====== Data lines ======
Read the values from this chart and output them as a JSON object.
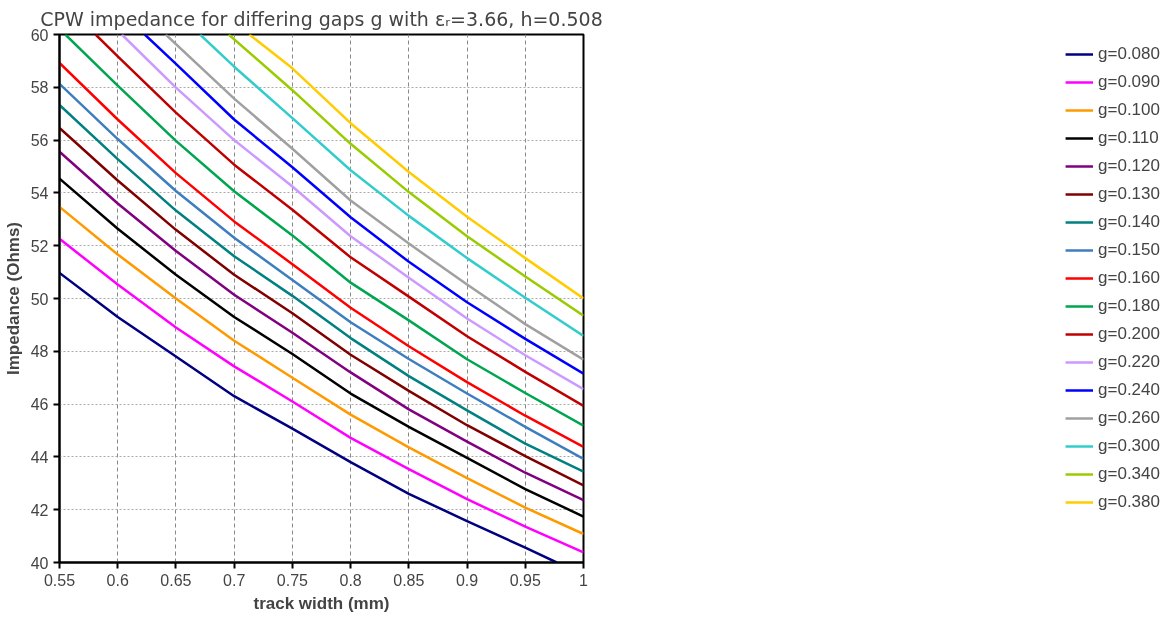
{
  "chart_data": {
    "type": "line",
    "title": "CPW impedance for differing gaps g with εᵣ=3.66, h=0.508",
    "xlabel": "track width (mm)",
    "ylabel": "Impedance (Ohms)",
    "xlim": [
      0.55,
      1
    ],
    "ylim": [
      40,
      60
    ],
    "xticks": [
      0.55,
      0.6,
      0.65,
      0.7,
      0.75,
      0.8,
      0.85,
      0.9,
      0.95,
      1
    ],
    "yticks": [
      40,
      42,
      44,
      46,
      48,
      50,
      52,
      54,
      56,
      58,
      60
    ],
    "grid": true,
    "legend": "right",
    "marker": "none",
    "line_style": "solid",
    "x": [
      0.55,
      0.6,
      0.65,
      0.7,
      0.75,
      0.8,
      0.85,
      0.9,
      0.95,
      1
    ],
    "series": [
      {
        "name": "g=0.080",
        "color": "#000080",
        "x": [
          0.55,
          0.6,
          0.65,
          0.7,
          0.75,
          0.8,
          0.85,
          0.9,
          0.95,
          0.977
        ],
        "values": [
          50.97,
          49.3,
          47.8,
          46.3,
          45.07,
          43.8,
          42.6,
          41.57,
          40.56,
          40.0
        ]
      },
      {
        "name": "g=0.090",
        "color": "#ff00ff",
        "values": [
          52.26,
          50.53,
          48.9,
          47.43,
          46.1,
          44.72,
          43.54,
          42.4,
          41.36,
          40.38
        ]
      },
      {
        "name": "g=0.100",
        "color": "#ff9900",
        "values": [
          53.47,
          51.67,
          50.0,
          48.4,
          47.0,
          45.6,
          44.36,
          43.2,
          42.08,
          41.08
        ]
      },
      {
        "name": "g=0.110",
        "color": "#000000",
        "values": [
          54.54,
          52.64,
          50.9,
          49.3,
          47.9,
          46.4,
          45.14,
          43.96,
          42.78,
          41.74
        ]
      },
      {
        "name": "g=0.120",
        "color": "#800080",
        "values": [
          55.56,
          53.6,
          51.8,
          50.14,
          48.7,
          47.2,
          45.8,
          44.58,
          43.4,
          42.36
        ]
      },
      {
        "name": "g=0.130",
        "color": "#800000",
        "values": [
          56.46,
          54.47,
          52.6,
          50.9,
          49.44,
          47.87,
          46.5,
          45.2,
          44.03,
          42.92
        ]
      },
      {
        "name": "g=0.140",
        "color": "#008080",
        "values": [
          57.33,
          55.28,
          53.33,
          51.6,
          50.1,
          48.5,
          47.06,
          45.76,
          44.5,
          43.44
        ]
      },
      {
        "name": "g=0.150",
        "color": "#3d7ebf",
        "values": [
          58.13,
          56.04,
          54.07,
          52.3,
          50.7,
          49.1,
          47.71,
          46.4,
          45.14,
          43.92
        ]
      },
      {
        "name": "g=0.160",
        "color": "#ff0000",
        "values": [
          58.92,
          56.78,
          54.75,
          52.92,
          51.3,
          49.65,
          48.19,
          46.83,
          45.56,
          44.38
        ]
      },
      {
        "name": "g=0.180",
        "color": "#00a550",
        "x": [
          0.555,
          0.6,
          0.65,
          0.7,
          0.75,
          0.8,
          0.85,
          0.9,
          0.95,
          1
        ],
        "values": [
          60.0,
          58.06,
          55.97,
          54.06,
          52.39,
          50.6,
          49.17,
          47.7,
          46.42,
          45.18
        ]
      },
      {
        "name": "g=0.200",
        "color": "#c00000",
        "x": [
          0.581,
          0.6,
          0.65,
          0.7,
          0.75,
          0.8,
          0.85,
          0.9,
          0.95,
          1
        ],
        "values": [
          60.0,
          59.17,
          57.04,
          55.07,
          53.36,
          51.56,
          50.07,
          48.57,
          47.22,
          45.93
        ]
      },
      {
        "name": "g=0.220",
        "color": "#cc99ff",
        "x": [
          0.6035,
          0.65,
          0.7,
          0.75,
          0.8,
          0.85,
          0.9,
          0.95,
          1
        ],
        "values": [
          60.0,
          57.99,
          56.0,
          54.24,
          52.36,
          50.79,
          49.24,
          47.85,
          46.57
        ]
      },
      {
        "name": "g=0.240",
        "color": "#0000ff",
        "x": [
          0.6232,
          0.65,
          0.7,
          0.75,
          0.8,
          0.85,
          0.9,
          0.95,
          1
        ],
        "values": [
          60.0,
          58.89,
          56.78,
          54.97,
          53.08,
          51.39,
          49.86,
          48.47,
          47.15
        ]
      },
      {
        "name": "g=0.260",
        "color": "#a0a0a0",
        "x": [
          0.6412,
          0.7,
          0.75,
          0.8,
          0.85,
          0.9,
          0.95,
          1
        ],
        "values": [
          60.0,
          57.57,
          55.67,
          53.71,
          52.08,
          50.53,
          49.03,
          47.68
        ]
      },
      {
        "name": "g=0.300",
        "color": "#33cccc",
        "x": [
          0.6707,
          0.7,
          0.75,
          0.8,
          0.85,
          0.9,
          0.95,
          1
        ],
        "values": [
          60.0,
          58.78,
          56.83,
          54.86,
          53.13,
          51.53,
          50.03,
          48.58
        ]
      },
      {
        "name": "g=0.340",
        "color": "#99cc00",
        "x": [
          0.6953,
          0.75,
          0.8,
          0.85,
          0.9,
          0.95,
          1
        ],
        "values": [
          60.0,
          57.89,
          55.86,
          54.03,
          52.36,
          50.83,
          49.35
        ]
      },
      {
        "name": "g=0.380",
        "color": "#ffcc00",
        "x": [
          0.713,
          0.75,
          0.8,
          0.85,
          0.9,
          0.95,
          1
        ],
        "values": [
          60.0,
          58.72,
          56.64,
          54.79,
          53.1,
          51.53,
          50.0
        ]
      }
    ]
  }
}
======
*Problem statement*
All records above are to be printed exactly, minus the pictures they contain.

*Exercise answer*
Read the values from this chart and output them as a JSON object.
{
  "chart_data": {
    "type": "line",
    "title": "CPW impedance for differing gaps g with εᵣ=3.66, h=0.508",
    "xlabel": "track width (mm)",
    "ylabel": "Impedance (Ohms)",
    "xlim": [
      0.55,
      1
    ],
    "ylim": [
      40,
      60
    ],
    "xticks": [
      0.55,
      0.6,
      0.65,
      0.7,
      0.75,
      0.8,
      0.85,
      0.9,
      0.95,
      1
    ],
    "yticks": [
      40,
      42,
      44,
      46,
      48,
      50,
      52,
      54,
      56,
      58,
      60
    ],
    "grid": true,
    "legend": "right",
    "marker": "none",
    "line_style": "solid",
    "x": [
      0.55,
      0.6,
      0.65,
      0.7,
      0.75,
      0.8,
      0.85,
      0.9,
      0.95,
      1
    ],
    "series": [
      {
        "name": "g=0.080",
        "color": "#000080",
        "x": [
          0.55,
          0.6,
          0.65,
          0.7,
          0.75,
          0.8,
          0.85,
          0.9,
          0.95,
          0.977
        ],
        "values": [
          50.97,
          49.3,
          47.8,
          46.3,
          45.07,
          43.8,
          42.6,
          41.57,
          40.56,
          40.0
        ]
      },
      {
        "name": "g=0.090",
        "color": "#ff00ff",
        "values": [
          52.26,
          50.53,
          48.9,
          47.43,
          46.1,
          44.72,
          43.54,
          42.4,
          41.36,
          40.38
        ]
      },
      {
        "name": "g=0.100",
        "color": "#ff9900",
        "values": [
          53.47,
          51.67,
          50.0,
          48.4,
          47.0,
          45.6,
          44.36,
          43.2,
          42.08,
          41.08
        ]
      },
      {
        "name": "g=0.110",
        "color": "#000000",
        "values": [
          54.54,
          52.64,
          50.9,
          49.3,
          47.9,
          46.4,
          45.14,
          43.96,
          42.78,
          41.74
        ]
      },
      {
        "name": "g=0.120",
        "color": "#800080",
        "values": [
          55.56,
          53.6,
          51.8,
          50.14,
          48.7,
          47.2,
          45.8,
          44.58,
          43.4,
          42.36
        ]
      },
      {
        "name": "g=0.130",
        "color": "#800000",
        "values": [
          56.46,
          54.47,
          52.6,
          50.9,
          49.44,
          47.87,
          46.5,
          45.2,
          44.03,
          42.92
        ]
      },
      {
        "name": "g=0.140",
        "color": "#008080",
        "values": [
          57.33,
          55.28,
          53.33,
          51.6,
          50.1,
          48.5,
          47.06,
          45.76,
          44.5,
          43.44
        ]
      },
      {
        "name": "g=0.150",
        "color": "#3d7ebf",
        "values": [
          58.13,
          56.04,
          54.07,
          52.3,
          50.7,
          49.1,
          47.71,
          46.4,
          45.14,
          43.92
        ]
      },
      {
        "name": "g=0.160",
        "color": "#ff0000",
        "values": [
          58.92,
          56.78,
          54.75,
          52.92,
          51.3,
          49.65,
          48.19,
          46.83,
          45.56,
          44.38
        ]
      },
      {
        "name": "g=0.180",
        "color": "#00a550",
        "x": [
          0.555,
          0.6,
          0.65,
          0.7,
          0.75,
          0.8,
          0.85,
          0.9,
          0.95,
          1
        ],
        "values": [
          60.0,
          58.06,
          55.97,
          54.06,
          52.39,
          50.6,
          49.17,
          47.7,
          46.42,
          45.18
        ]
      },
      {
        "name": "g=0.200",
        "color": "#c00000",
        "x": [
          0.581,
          0.6,
          0.65,
          0.7,
          0.75,
          0.8,
          0.85,
          0.9,
          0.95,
          1
        ],
        "values": [
          60.0,
          59.17,
          57.04,
          55.07,
          53.36,
          51.56,
          50.07,
          48.57,
          47.22,
          45.93
        ]
      },
      {
        "name": "g=0.220",
        "color": "#cc99ff",
        "x": [
          0.6035,
          0.65,
          0.7,
          0.75,
          0.8,
          0.85,
          0.9,
          0.95,
          1
        ],
        "values": [
          60.0,
          57.99,
          56.0,
          54.24,
          52.36,
          50.79,
          49.24,
          47.85,
          46.57
        ]
      },
      {
        "name": "g=0.240",
        "color": "#0000ff",
        "x": [
          0.6232,
          0.65,
          0.7,
          0.75,
          0.8,
          0.85,
          0.9,
          0.95,
          1
        ],
        "values": [
          60.0,
          58.89,
          56.78,
          54.97,
          53.08,
          51.39,
          49.86,
          48.47,
          47.15
        ]
      },
      {
        "name": "g=0.260",
        "color": "#a0a0a0",
        "x": [
          0.6412,
          0.7,
          0.75,
          0.8,
          0.85,
          0.9,
          0.95,
          1
        ],
        "values": [
          60.0,
          57.57,
          55.67,
          53.71,
          52.08,
          50.53,
          49.03,
          47.68
        ]
      },
      {
        "name": "g=0.300",
        "color": "#33cccc",
        "x": [
          0.6707,
          0.7,
          0.75,
          0.8,
          0.85,
          0.9,
          0.95,
          1
        ],
        "values": [
          60.0,
          58.78,
          56.83,
          54.86,
          53.13,
          51.53,
          50.03,
          48.58
        ]
      },
      {
        "name": "g=0.340",
        "color": "#99cc00",
        "x": [
          0.6953,
          0.75,
          0.8,
          0.85,
          0.9,
          0.95,
          1
        ],
        "values": [
          60.0,
          57.89,
          55.86,
          54.03,
          52.36,
          50.83,
          49.35
        ]
      },
      {
        "name": "g=0.380",
        "color": "#ffcc00",
        "x": [
          0.713,
          0.75,
          0.8,
          0.85,
          0.9,
          0.95,
          1
        ],
        "values": [
          60.0,
          58.72,
          56.64,
          54.79,
          53.1,
          51.53,
          50.0
        ]
      }
    ]
  }
}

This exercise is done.